[Element and coordinate items]
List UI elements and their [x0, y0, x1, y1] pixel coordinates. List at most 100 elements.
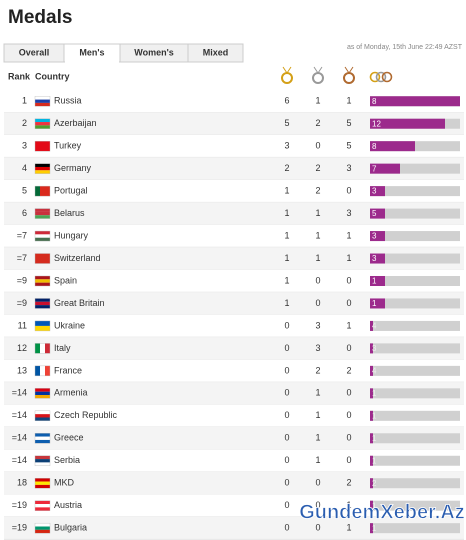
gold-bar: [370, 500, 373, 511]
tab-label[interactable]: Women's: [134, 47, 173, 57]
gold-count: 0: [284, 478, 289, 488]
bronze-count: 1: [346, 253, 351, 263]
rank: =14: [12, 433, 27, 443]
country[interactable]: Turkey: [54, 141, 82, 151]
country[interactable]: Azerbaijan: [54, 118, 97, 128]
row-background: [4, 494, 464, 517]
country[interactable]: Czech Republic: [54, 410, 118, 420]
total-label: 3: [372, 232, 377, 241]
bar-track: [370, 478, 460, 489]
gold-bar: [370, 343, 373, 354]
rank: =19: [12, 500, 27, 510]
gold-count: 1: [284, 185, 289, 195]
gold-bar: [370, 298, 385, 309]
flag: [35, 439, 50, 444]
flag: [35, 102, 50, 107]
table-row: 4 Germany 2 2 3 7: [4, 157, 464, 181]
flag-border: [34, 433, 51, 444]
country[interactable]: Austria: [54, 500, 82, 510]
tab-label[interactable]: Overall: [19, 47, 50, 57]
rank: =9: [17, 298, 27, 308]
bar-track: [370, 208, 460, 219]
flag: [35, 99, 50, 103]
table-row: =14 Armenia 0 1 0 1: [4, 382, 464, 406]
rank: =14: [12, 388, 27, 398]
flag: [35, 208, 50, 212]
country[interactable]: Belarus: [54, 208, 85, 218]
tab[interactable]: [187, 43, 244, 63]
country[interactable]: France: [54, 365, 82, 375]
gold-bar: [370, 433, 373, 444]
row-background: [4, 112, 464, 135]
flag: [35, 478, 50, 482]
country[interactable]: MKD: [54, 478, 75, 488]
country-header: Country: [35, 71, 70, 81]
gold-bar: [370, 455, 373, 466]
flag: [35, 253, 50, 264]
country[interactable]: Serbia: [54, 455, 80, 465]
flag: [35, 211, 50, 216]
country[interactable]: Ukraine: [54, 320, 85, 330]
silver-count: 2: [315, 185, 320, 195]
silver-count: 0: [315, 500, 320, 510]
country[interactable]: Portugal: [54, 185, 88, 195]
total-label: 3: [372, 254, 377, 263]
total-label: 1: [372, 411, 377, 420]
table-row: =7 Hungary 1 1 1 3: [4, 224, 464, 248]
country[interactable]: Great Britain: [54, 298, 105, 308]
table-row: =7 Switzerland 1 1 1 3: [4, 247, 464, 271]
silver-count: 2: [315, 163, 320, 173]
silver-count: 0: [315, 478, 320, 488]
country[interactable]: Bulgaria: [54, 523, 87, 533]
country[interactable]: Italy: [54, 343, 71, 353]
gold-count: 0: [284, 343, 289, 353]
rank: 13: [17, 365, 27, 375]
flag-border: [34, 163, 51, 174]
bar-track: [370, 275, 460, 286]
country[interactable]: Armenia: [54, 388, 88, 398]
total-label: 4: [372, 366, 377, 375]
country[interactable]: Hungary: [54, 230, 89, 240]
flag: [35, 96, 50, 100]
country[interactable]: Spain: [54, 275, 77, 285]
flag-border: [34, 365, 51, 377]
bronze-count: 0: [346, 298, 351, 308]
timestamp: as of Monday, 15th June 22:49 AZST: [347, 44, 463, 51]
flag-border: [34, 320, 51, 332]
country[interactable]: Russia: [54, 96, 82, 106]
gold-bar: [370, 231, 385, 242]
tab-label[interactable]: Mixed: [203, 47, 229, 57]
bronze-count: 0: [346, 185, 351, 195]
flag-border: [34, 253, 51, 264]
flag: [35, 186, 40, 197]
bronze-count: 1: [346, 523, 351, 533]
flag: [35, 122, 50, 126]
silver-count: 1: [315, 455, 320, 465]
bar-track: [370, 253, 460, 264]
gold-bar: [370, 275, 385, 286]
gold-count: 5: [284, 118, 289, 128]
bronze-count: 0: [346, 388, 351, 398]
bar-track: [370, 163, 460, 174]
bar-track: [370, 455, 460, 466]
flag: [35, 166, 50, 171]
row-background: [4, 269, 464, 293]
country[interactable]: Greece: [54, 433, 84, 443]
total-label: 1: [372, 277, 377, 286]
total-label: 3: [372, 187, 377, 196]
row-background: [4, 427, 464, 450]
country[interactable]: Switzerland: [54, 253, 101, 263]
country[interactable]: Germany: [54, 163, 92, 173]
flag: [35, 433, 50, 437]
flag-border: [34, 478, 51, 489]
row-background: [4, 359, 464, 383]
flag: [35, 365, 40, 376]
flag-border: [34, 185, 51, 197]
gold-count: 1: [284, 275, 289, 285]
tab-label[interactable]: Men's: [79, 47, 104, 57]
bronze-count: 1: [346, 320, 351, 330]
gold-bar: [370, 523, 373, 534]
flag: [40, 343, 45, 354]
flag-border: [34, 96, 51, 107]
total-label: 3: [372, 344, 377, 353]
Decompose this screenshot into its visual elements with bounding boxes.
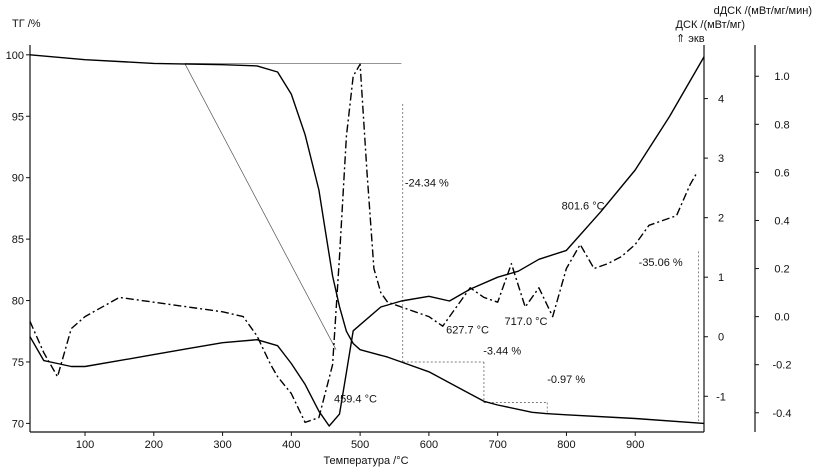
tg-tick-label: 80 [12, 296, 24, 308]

**Your task:** Can you return the lines starting with the line that contains "gold-bar: [370, 500, 373, 511]" and going on through the line that contains "country[interactable]: Austria: [54, 500, 82, 510]", copied exactly with both of those lines included?

**Solution to this problem:**
gold-bar: [370, 500, 373, 511]
tab-label[interactable]: Women's: [134, 47, 173, 57]
gold-count: 0: [284, 478, 289, 488]
bronze-count: 1: [346, 253, 351, 263]
rank: =14: [12, 433, 27, 443]
country[interactable]: Turkey: [54, 141, 82, 151]
country[interactable]: Azerbaijan: [54, 118, 97, 128]
row-background: [4, 494, 464, 517]
country[interactable]: Czech Republic: [54, 410, 118, 420]
total-label: 3: [372, 232, 377, 241]
bar-track: [370, 478, 460, 489]
gold-bar: [370, 343, 373, 354]
rank: =19: [12, 500, 27, 510]
gold-count: 1: [284, 185, 289, 195]
gold-bar: [370, 298, 385, 309]
flag: [35, 439, 50, 444]
flag: [35, 102, 50, 107]
table-row: 4 Germany 2 2 3 7: [4, 157, 464, 181]
flag-border: [34, 433, 51, 444]
country[interactable]: Austria: [54, 500, 82, 510]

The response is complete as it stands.